STATED PROBLEM
Output all records precisely as written.

......

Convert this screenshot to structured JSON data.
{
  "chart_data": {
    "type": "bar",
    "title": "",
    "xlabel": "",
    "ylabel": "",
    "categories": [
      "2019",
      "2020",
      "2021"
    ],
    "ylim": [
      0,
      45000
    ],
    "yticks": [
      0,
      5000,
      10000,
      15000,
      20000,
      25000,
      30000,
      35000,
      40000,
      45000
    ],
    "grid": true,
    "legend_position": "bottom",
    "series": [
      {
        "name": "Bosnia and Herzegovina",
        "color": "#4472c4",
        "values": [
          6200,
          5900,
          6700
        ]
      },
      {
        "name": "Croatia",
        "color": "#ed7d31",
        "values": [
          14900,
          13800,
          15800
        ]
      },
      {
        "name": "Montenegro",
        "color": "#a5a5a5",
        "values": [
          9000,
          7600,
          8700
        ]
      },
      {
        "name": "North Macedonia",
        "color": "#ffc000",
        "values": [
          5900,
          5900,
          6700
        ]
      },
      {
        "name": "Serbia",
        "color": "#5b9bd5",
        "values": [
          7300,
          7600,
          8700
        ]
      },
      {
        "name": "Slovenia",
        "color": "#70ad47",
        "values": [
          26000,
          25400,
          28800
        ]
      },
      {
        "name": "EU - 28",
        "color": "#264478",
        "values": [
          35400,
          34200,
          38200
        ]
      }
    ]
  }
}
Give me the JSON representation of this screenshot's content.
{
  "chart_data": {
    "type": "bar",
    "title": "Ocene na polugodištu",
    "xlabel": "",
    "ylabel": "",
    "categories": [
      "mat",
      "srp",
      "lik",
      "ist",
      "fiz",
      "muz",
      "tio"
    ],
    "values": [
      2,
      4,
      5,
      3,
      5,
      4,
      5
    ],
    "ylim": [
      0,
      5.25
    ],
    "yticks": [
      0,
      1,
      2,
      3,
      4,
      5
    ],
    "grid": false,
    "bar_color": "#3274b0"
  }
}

......

ANSWER TO THE EXERCISE
Convert this screenshot to structured JSON data.
{
  "chart_data": {
    "type": "bar",
    "title": "",
    "xlabel": "",
    "ylabel": "",
    "categories": [
      "2019",
      "2020",
      "2021"
    ],
    "ylim": [
      0,
      45000
    ],
    "yticks": [
      0,
      5000,
      10000,
      15000,
      20000,
      25000,
      30000,
      35000,
      40000,
      45000
    ],
    "grid": true,
    "legend_position": "bottom",
    "series": [
      {
        "name": "Bosnia and Herzegovina",
        "color": "#4472c4",
        "values": [
          6200,
          5900,
          6700
        ]
      },
      {
        "name": "Croatia",
        "color": "#ed7d31",
        "values": [
          14900,
          13800,
          15800
        ]
      },
      {
        "name": "Montenegro",
        "color": "#a5a5a5",
        "values": [
          9000,
          7600,
          8700
        ]
      },
      {
        "name": "North Macedonia",
        "color": "#ffc000",
        "values": [
          5900,
          5900,
          6700
        ]
      },
      {
        "name": "Serbia",
        "color": "#5b9bd5",
        "values": [
          7300,
          7600,
          8700
        ]
      },
      {
        "name": "Slovenia",
        "color": "#70ad47",
        "values": [
          26000,
          25400,
          28800
        ]
      },
      {
        "name": "EU - 28",
        "color": "#264478",
        "values": [
          35400,
          34200,
          38200
        ]
      }
    ]
  }
}
Give me the JSON representation of this screenshot's content.
{
  "chart_data": {
    "type": "bar",
    "title": "Ocene na polugodištu",
    "xlabel": "",
    "ylabel": "",
    "categories": [
      "mat",
      "srp",
      "lik",
      "ist",
      "fiz",
      "muz",
      "tio"
    ],
    "values": [
      2,
      4,
      5,
      3,
      5,
      4,
      5
    ],
    "ylim": [
      0,
      5.25
    ],
    "yticks": [
      0,
      1,
      2,
      3,
      4,
      5
    ],
    "grid": false,
    "bar_color": "#3274b0"
  }
}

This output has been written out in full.